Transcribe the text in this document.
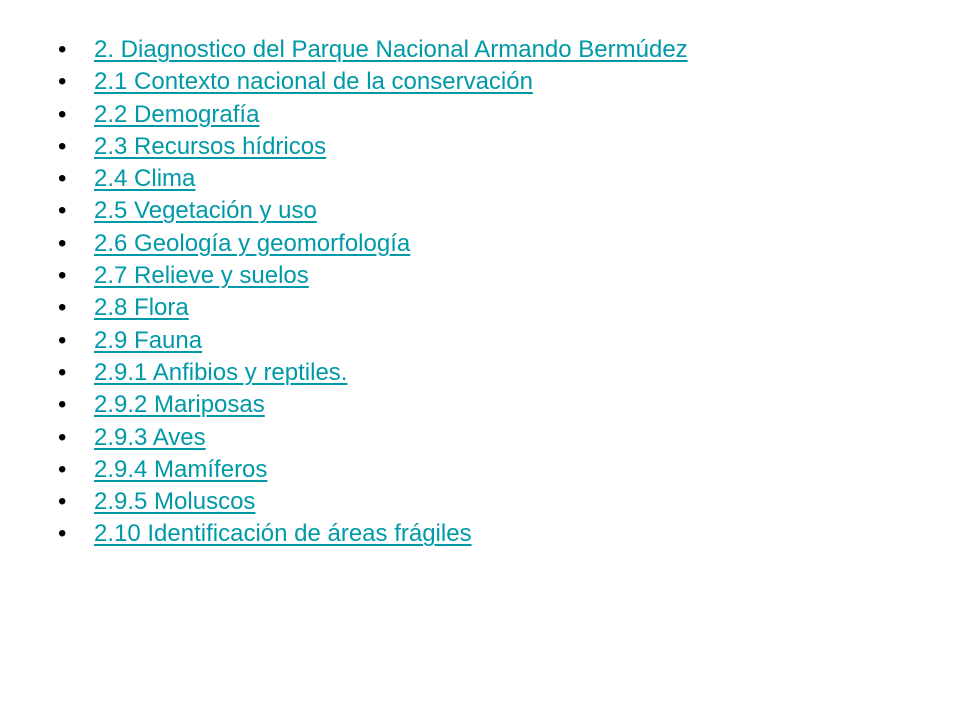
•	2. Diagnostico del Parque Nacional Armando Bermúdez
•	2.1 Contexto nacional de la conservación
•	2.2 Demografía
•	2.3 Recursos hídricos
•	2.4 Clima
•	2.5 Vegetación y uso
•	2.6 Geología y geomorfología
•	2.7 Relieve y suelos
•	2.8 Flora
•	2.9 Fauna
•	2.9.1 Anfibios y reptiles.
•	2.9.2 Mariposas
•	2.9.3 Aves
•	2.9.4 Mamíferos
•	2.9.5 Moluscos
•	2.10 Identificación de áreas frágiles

---

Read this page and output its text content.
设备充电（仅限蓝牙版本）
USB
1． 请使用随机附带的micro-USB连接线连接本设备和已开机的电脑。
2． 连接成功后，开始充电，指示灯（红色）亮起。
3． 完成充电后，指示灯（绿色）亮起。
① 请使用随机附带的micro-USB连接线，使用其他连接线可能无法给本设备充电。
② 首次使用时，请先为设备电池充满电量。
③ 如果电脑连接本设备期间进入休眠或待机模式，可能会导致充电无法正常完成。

» **TASK**
Find the lines containing "请使用随机附带的micro" and pull them out.

» **FINAL RESULT**
1． 请使用随机附带的micro-USB连接线连接本设备和已开机的电脑。
① 请使用随机附带的micro-USB连接线，使用其他连接线可能无法给本设备充电。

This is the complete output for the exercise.